### What you are asked to do:
Go through the entries one line at a time, and gather every line that has the word "JSON".

### Working data:
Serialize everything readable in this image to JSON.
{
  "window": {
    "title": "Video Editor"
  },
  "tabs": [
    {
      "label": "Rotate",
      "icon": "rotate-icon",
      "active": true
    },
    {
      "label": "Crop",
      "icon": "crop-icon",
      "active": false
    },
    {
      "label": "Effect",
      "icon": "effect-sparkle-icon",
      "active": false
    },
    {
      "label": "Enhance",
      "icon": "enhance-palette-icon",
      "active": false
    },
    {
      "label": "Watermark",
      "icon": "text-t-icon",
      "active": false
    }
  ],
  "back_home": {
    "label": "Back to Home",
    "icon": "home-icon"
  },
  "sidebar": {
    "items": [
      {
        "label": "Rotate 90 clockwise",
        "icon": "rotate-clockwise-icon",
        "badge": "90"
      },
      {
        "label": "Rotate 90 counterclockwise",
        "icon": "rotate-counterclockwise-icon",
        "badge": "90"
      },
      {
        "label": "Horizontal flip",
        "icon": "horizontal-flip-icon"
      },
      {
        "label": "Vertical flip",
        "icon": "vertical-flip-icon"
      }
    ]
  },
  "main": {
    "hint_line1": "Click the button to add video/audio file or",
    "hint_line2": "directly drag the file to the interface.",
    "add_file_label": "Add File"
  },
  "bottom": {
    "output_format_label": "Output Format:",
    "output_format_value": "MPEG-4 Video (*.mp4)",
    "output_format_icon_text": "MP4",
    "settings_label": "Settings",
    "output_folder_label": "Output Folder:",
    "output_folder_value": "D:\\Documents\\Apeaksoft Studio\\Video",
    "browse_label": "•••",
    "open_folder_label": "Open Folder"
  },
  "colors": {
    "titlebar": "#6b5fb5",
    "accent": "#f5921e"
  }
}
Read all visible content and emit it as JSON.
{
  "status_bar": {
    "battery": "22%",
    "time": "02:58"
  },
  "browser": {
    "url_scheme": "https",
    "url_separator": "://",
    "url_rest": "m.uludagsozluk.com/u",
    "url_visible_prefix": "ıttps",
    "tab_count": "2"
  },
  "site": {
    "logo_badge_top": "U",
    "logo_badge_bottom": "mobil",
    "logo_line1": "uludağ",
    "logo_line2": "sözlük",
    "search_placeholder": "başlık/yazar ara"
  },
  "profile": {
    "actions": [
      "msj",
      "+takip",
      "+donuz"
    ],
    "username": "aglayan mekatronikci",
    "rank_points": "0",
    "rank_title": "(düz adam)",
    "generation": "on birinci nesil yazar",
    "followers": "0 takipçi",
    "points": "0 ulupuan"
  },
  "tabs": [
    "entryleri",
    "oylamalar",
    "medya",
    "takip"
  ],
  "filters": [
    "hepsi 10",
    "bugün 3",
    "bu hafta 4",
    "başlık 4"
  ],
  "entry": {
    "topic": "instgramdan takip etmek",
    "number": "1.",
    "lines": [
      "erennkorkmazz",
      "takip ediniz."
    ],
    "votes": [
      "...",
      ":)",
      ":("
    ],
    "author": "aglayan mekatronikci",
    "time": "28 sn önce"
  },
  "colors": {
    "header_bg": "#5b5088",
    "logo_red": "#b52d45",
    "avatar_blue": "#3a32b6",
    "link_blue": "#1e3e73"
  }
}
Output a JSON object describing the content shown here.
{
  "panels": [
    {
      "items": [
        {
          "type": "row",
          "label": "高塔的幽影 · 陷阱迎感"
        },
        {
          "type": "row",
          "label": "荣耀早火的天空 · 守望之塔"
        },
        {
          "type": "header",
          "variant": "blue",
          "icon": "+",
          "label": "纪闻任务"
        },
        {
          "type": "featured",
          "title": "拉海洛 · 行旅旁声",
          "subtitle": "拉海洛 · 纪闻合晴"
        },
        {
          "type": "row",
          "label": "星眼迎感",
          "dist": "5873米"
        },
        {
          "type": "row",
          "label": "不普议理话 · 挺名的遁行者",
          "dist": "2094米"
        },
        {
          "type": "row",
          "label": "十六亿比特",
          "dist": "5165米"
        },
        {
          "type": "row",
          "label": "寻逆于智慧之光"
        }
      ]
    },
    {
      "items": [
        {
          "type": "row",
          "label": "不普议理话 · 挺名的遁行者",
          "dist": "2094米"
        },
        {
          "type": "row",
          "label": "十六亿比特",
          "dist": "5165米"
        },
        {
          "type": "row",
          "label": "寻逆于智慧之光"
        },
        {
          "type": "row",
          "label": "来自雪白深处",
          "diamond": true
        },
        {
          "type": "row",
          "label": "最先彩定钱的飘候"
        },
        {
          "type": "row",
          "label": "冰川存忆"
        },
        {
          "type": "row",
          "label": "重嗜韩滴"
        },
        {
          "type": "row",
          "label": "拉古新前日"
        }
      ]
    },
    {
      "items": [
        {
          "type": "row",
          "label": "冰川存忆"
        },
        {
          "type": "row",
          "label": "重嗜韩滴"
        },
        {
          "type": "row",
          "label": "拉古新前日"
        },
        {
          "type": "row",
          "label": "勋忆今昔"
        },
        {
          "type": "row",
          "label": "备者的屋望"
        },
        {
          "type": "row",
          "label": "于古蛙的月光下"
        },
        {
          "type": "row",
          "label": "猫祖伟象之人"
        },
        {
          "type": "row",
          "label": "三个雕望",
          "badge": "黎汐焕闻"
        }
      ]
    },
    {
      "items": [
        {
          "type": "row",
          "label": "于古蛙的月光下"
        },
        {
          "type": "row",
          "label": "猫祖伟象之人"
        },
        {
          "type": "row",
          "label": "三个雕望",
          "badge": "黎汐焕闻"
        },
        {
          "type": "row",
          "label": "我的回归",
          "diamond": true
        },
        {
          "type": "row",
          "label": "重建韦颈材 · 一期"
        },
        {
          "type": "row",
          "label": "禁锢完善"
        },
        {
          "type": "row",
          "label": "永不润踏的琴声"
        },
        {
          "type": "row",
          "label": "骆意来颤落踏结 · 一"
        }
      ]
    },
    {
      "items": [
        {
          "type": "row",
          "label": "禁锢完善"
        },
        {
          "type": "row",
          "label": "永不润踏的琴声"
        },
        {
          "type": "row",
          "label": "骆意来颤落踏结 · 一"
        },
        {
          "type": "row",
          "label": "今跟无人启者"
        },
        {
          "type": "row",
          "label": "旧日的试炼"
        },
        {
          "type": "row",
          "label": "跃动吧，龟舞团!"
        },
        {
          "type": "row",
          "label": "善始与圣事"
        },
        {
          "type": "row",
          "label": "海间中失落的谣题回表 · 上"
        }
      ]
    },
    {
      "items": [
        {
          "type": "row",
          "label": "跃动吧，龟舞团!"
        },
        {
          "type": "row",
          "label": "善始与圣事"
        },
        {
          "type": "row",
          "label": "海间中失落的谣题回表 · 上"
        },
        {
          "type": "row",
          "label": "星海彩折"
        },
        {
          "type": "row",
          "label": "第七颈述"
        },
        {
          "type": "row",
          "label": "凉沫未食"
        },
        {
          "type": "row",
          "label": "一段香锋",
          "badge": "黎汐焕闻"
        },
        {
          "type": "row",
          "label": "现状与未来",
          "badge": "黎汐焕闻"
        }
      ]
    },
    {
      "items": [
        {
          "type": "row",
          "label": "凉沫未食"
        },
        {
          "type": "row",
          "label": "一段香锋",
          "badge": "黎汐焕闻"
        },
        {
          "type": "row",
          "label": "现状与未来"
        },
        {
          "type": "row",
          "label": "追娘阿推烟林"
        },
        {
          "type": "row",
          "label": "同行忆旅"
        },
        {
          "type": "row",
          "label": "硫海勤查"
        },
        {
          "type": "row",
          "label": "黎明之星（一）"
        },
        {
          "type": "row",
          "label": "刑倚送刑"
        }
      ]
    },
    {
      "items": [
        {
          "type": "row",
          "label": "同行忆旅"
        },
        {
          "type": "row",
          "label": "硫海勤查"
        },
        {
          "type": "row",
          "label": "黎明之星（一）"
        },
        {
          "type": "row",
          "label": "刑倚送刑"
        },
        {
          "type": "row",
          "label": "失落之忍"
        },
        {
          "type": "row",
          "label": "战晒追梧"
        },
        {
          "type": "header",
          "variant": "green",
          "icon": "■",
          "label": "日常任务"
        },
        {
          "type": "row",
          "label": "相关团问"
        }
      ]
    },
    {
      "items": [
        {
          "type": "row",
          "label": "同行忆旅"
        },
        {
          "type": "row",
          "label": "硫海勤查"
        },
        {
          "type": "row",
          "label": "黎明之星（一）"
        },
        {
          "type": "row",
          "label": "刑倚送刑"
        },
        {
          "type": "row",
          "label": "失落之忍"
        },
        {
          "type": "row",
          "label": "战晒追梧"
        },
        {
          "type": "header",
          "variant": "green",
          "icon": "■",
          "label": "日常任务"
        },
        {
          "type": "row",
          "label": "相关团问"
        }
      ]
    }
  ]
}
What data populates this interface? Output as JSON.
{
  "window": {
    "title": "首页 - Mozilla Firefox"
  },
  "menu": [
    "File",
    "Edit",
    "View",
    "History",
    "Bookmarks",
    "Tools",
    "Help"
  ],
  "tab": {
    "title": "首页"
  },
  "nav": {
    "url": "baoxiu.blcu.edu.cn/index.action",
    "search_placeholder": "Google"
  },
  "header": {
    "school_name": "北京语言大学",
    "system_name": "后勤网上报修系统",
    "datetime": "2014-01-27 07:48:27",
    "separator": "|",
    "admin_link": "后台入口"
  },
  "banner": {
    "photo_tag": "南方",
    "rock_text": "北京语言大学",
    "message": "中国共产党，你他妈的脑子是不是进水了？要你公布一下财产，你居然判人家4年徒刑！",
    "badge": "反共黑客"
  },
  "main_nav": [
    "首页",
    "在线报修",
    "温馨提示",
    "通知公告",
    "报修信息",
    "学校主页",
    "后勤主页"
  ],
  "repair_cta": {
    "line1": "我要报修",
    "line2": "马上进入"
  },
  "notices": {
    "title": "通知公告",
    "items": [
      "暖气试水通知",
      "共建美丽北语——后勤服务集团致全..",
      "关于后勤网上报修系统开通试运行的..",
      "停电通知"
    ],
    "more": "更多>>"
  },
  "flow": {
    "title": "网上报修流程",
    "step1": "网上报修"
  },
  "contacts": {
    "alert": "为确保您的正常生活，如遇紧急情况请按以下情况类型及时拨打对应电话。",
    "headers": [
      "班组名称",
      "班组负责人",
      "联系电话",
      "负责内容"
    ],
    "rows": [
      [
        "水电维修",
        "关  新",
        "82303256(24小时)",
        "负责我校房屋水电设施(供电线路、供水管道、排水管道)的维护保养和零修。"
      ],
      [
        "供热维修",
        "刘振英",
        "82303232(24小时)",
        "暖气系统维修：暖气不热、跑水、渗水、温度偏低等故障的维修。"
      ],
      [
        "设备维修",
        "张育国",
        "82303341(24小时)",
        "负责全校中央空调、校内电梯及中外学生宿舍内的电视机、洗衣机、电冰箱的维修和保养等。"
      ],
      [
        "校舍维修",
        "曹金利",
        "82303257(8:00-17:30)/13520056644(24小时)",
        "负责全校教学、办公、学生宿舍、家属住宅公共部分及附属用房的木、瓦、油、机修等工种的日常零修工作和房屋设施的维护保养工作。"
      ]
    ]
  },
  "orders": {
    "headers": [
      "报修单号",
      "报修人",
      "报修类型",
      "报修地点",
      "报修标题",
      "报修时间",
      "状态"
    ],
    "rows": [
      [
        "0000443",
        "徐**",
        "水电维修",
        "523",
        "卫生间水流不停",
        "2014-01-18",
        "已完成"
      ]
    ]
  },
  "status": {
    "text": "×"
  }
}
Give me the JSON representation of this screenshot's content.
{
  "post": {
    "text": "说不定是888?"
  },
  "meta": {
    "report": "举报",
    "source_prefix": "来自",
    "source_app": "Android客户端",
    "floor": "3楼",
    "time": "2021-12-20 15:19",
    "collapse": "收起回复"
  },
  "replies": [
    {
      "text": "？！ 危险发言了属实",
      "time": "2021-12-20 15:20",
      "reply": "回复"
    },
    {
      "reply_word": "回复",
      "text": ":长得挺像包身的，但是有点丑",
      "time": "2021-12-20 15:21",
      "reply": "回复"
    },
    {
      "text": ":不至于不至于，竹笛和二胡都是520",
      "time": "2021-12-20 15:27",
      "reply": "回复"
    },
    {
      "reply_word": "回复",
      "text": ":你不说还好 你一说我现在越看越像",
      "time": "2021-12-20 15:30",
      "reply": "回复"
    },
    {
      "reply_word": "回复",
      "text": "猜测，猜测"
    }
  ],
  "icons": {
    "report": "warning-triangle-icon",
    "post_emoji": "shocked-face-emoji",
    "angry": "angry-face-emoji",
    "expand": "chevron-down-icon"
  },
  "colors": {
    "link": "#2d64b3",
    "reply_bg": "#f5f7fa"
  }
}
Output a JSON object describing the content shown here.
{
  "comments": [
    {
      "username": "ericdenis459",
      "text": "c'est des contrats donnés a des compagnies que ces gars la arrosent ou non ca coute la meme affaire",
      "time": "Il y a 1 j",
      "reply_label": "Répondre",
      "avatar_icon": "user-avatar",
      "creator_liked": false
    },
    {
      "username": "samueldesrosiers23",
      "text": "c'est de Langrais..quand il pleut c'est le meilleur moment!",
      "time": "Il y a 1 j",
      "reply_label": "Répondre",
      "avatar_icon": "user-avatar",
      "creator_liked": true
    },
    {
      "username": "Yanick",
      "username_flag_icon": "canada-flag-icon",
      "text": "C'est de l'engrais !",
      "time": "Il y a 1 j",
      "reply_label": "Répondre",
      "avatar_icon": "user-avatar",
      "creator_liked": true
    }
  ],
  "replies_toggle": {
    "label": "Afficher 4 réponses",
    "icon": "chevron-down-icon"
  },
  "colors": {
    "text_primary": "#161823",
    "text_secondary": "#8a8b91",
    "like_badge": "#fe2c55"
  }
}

### Response to this task:
Serialize everything readable in this image to JSON.
Read all visible content and emit it as JSON.
Output a JSON object describing the content shown here.
What data populates this interface? Output as JSON.
Give me the JSON representation of this screenshot's content.
Output a JSON object describing the content shown here.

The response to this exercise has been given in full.